* **Work to complete**
Copy out each line of the data that holds the word "grained".

(Records from a collection of figures)
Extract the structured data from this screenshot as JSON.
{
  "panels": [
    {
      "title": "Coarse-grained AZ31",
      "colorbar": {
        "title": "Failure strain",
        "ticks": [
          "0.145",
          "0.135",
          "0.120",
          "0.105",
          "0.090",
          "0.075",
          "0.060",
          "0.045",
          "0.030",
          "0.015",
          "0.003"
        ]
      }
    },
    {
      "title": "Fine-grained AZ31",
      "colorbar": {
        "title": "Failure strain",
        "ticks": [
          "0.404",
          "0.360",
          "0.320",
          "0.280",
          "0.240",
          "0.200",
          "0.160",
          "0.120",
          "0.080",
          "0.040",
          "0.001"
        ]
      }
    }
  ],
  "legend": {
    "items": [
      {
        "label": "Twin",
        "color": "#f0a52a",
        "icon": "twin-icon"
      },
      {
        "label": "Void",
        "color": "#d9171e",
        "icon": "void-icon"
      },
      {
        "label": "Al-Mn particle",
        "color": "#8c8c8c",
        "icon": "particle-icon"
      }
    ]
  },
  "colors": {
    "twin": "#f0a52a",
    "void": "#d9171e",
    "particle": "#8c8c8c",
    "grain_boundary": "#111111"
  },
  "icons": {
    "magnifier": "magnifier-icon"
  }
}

---

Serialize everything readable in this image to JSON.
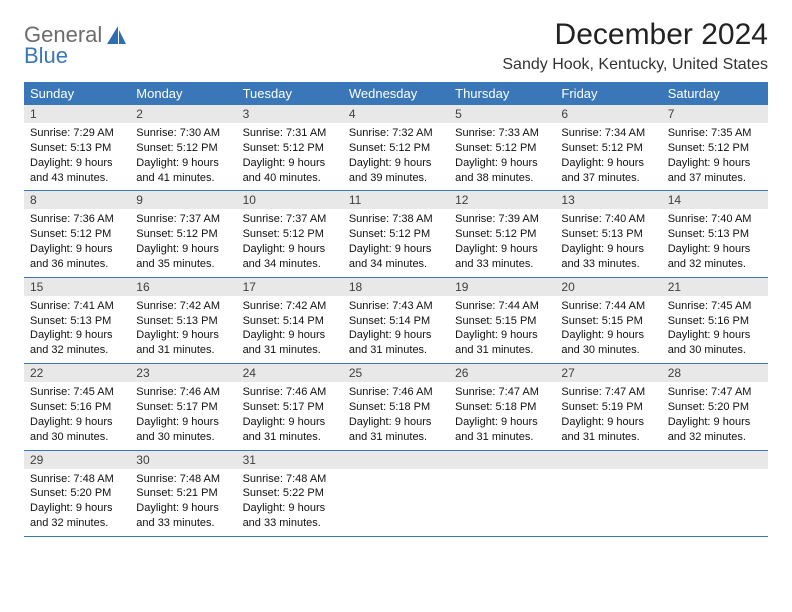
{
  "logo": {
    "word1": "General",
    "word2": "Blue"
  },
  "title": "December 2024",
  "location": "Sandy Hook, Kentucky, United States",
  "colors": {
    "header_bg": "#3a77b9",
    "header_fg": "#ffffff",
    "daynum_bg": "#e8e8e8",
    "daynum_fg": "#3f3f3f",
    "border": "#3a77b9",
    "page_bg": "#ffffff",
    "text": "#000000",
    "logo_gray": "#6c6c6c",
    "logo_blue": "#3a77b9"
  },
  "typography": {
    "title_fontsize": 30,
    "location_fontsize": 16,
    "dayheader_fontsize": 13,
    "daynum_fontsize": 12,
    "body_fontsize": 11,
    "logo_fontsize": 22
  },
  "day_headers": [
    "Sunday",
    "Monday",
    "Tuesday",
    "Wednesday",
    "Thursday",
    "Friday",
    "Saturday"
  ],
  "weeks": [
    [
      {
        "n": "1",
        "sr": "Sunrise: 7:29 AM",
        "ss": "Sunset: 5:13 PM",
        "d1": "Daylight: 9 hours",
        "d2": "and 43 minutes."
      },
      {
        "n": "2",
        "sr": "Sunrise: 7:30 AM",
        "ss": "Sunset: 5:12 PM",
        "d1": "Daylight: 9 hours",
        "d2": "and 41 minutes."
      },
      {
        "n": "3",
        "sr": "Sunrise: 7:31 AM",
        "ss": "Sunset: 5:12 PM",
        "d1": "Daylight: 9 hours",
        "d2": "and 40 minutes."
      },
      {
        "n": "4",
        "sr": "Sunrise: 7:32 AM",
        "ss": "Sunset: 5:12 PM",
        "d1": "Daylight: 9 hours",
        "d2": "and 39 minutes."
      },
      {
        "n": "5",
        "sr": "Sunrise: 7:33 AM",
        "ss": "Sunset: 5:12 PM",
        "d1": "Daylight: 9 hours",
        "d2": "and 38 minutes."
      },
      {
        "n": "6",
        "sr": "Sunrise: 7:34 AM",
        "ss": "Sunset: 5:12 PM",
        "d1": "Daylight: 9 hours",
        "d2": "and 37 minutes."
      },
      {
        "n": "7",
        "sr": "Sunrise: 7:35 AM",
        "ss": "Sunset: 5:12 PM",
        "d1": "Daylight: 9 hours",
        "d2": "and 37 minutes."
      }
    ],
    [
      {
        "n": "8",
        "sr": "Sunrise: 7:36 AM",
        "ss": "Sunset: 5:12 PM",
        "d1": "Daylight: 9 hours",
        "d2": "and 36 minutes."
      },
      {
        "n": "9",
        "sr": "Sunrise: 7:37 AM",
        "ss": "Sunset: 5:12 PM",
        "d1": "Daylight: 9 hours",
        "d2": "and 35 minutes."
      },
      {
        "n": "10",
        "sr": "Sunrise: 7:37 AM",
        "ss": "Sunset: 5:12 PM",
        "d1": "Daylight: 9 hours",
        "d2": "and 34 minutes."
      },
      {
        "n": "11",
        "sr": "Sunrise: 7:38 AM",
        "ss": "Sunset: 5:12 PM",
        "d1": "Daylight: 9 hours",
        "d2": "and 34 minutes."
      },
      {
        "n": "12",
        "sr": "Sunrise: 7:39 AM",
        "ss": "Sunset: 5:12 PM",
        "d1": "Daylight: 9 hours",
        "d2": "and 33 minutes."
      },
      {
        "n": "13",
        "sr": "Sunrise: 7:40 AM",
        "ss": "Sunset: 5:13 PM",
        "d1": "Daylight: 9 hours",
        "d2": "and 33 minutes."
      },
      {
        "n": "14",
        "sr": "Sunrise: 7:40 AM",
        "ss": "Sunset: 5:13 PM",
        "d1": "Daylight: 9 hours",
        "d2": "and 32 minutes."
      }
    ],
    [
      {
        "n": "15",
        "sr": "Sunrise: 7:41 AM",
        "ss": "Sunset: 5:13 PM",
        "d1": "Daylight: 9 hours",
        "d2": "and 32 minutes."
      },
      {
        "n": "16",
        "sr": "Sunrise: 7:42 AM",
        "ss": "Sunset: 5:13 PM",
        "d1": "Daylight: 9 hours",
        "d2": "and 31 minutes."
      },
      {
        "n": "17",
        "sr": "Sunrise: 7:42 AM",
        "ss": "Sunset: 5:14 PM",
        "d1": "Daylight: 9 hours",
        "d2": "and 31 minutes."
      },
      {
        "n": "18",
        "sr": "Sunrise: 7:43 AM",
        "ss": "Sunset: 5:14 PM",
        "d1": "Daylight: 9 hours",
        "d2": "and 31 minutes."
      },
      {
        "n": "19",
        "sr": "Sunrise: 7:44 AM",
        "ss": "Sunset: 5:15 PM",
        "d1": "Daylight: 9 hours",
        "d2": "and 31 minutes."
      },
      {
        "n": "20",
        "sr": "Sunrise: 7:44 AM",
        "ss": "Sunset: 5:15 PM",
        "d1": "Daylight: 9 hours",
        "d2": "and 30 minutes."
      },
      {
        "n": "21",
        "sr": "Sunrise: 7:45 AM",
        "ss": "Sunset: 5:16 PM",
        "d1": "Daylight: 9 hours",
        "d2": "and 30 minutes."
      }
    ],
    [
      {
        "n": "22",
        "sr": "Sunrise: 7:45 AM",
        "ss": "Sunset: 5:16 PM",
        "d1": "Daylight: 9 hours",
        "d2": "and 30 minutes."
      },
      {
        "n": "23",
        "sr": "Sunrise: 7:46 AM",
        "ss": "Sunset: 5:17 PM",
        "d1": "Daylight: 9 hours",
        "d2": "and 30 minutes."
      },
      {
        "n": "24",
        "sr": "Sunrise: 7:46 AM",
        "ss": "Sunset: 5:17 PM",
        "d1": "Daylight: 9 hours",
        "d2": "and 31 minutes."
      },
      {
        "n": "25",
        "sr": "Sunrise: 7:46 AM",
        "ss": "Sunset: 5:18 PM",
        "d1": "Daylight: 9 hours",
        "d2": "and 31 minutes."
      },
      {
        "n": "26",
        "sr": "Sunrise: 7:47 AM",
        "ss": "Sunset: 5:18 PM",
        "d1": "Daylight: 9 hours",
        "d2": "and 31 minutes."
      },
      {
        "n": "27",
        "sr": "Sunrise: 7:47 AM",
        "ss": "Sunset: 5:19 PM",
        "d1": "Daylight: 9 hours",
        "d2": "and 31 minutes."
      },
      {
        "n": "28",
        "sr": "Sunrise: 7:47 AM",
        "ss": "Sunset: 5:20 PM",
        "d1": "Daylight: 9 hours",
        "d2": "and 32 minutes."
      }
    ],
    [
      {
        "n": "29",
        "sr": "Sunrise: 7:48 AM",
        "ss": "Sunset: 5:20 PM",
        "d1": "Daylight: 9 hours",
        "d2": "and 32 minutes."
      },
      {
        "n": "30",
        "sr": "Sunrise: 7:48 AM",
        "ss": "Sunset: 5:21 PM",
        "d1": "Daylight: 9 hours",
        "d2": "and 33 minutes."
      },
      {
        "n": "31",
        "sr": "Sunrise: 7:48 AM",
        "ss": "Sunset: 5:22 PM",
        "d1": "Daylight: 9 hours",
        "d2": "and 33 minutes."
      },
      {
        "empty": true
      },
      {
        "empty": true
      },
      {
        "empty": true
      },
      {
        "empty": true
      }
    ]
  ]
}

* * *

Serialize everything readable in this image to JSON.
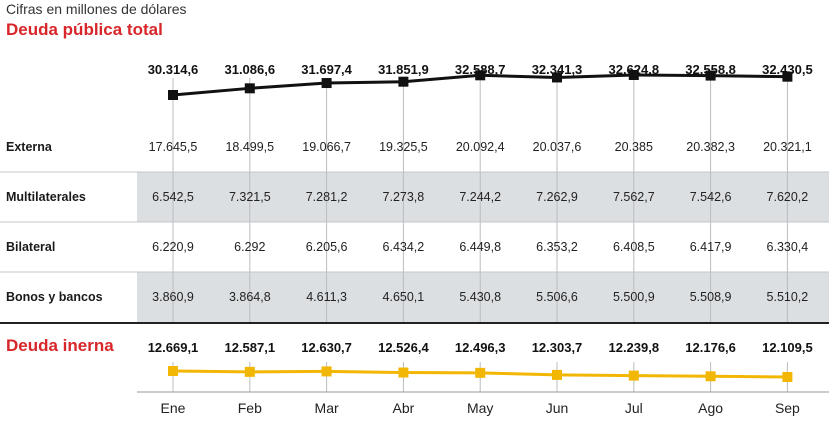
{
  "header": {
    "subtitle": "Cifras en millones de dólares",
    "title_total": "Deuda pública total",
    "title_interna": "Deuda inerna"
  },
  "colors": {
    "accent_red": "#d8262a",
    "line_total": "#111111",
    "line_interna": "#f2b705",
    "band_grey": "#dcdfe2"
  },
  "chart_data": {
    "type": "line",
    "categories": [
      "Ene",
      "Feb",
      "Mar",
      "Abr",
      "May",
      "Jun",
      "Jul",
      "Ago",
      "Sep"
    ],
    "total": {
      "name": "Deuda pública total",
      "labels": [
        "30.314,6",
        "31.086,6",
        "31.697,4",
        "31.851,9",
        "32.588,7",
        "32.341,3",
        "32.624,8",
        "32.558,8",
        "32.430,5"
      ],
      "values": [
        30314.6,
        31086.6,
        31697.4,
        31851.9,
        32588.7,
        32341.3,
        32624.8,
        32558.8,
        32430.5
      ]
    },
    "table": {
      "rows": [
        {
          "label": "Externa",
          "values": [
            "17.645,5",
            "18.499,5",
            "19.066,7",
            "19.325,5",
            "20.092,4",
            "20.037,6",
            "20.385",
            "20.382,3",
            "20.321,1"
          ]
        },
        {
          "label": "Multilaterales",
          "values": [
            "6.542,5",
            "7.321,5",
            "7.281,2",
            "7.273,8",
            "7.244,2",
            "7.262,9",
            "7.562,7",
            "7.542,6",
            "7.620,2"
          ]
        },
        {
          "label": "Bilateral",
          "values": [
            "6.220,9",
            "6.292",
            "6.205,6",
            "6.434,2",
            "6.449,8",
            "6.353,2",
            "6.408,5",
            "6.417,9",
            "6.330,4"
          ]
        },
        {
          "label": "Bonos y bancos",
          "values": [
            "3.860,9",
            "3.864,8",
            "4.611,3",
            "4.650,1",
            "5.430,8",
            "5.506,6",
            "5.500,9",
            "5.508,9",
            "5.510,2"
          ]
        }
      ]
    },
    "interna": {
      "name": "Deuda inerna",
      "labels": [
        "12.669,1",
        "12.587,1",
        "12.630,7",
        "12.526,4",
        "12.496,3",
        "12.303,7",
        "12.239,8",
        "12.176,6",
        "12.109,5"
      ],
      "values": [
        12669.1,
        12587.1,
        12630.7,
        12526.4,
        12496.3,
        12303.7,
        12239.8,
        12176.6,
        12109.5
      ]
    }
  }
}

* **Task response**
      "title": "Coarse-grained AZ31",
      "title": "Fine-grained AZ31",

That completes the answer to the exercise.